• _Set task_
Write out the listing exactly as it is given.

— START Dataset extract —

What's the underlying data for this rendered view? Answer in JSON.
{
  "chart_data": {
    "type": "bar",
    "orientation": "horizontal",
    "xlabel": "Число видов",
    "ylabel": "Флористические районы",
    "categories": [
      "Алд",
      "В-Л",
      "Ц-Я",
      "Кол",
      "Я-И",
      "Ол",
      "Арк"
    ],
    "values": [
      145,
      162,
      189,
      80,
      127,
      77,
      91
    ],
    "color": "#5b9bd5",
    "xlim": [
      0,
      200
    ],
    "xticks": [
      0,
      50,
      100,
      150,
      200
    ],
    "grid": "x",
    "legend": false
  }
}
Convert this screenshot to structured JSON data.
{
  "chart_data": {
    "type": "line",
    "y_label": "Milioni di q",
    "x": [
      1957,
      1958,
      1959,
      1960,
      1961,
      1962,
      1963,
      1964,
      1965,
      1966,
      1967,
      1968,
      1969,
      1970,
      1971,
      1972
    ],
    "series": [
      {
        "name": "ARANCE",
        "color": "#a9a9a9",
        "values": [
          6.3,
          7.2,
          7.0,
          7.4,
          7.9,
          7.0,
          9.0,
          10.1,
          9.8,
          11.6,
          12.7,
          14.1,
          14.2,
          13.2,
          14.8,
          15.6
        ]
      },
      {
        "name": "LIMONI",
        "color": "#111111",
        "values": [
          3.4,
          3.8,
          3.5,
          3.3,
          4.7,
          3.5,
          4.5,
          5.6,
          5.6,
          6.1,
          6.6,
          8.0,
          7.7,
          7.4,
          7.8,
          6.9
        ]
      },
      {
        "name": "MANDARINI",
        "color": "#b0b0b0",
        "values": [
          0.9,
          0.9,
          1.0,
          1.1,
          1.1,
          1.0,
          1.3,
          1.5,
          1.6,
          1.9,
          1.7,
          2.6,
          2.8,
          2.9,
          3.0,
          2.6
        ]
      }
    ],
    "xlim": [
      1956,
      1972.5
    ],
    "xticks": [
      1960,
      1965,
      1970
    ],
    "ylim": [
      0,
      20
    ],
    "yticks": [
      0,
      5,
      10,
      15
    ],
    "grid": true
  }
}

— END Dataset extract —

• _Response to the exercise_
What's the underlying data for this rendered view? Answer in JSON.
{
  "chart_data": {
    "type": "bar",
    "orientation": "horizontal",
    "xlabel": "Число видов",
    "ylabel": "Флористические районы",
    "categories": [
      "Алд",
      "В-Л",
      "Ц-Я",
      "Кол",
      "Я-И",
      "Ол",
      "Арк"
    ],
    "values": [
      145,
      162,
      189,
      80,
      127,
      77,
      91
    ],
    "color": "#5b9bd5",
    "xlim": [
      0,
      200
    ],
    "xticks": [
      0,
      50,
      100,
      150,
      200
    ],
    "grid": "x",
    "legend": false
  }
}
Convert this screenshot to structured JSON data.
{
  "chart_data": {
    "type": "line",
    "y_label": "Milioni di q",
    "x": [
      1957,
      1958,
      1959,
      1960,
      1961,
      1962,
      1963,
      1964,
      1965,
      1966,
      1967,
      1968,
      1969,
      1970,
      1971,
      1972
    ],
    "series": [
      {
        "name": "ARANCE",
        "color": "#a9a9a9",
        "values": [
          6.3,
          7.2,
          7.0,
          7.4,
          7.9,
          7.0,
          9.0,
          10.1,
          9.8,
          11.6,
          12.7,
          14.1,
          14.2,
          13.2,
          14.8,
          15.6
        ]
      },
      {
        "name": "LIMONI",
        "color": "#111111",
        "values": [
          3.4,
          3.8,
          3.5,
          3.3,
          4.7,
          3.5,
          4.5,
          5.6,
          5.6,
          6.1,
          6.6,
          8.0,
          7.7,
          7.4,
          7.8,
          6.9
        ]
      },
      {
        "name": "MANDARINI",
        "color": "#b0b0b0",
        "values": [
          0.9,
          0.9,
          1.0,
          1.1,
          1.1,
          1.0,
          1.3,
          1.5,
          1.6,
          1.9,
          1.7,
          2.6,
          2.8,
          2.9,
          3.0,
          2.6
        ]
      }
    ],
    "xlim": [
      1956,
      1972.5
    ],
    "xticks": [
      1960,
      1965,
      1970
    ],
    "ylim": [
      0,
      20
    ],
    "yticks": [
      0,
      5,
      10,
      15
    ],
    "grid": true
  }
}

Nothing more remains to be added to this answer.